§ What you are asked to do
Exclude any images and output the remaining records exactly.

(Records excerpted from a collection)
## START

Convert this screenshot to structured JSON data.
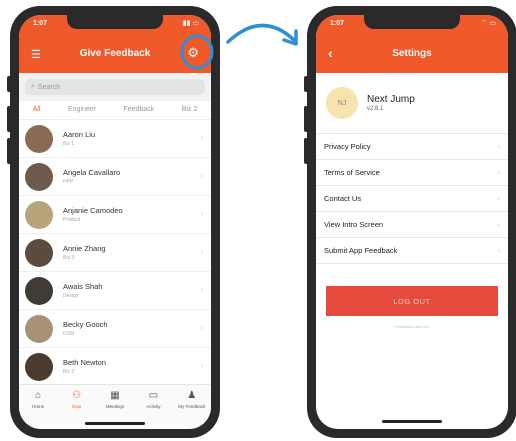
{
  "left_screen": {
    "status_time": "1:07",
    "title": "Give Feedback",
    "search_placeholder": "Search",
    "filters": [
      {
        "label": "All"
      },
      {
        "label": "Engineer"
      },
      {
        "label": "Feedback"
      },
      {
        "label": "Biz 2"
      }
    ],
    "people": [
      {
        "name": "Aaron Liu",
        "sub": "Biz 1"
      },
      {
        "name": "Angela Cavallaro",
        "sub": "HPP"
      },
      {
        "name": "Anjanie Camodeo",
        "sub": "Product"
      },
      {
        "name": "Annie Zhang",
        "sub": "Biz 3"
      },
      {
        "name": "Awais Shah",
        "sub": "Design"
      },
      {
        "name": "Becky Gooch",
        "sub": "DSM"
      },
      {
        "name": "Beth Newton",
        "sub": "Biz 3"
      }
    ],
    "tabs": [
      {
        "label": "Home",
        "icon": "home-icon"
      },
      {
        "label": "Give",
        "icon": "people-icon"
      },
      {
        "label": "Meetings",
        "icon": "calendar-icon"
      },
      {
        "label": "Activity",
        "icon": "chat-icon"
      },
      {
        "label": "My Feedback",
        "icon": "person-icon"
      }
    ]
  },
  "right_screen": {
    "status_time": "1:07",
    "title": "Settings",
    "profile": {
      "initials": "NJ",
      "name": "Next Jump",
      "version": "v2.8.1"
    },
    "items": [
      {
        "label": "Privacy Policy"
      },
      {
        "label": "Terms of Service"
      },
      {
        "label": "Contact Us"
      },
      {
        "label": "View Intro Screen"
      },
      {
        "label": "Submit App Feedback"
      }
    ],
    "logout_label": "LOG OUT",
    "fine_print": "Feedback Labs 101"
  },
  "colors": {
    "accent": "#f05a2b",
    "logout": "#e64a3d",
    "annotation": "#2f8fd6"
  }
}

## END

§ Answer for the task
Convert this screenshot to structured JSON data.
{
  "left_screen": {
    "status_time": "1:07",
    "title": "Give Feedback",
    "search_placeholder": "Search",
    "filters": [
      {
        "label": "All"
      },
      {
        "label": "Engineer"
      },
      {
        "label": "Feedback"
      },
      {
        "label": "Biz 2"
      }
    ],
    "people": [
      {
        "name": "Aaron Liu",
        "sub": "Biz 1"
      },
      {
        "name": "Angela Cavallaro",
        "sub": "HPP"
      },
      {
        "name": "Anjanie Camodeo",
        "sub": "Product"
      },
      {
        "name": "Annie Zhang",
        "sub": "Biz 3"
      },
      {
        "name": "Awais Shah",
        "sub": "Design"
      },
      {
        "name": "Becky Gooch",
        "sub": "DSM"
      },
      {
        "name": "Beth Newton",
        "sub": "Biz 3"
      }
    ],
    "tabs": [
      {
        "label": "Home",
        "icon": "home-icon"
      },
      {
        "label": "Give",
        "icon": "people-icon"
      },
      {
        "label": "Meetings",
        "icon": "calendar-icon"
      },
      {
        "label": "Activity",
        "icon": "chat-icon"
      },
      {
        "label": "My Feedback",
        "icon": "person-icon"
      }
    ]
  },
  "right_screen": {
    "status_time": "1:07",
    "title": "Settings",
    "profile": {
      "initials": "NJ",
      "name": "Next Jump",
      "version": "v2.8.1"
    },
    "items": [
      {
        "label": "Privacy Policy"
      },
      {
        "label": "Terms of Service"
      },
      {
        "label": "Contact Us"
      },
      {
        "label": "View Intro Screen"
      },
      {
        "label": "Submit App Feedback"
      }
    ],
    "logout_label": "LOG OUT",
    "fine_print": "Feedback Labs 101"
  },
  "colors": {
    "accent": "#f05a2b",
    "logout": "#e64a3d",
    "annotation": "#2f8fd6"
  }
}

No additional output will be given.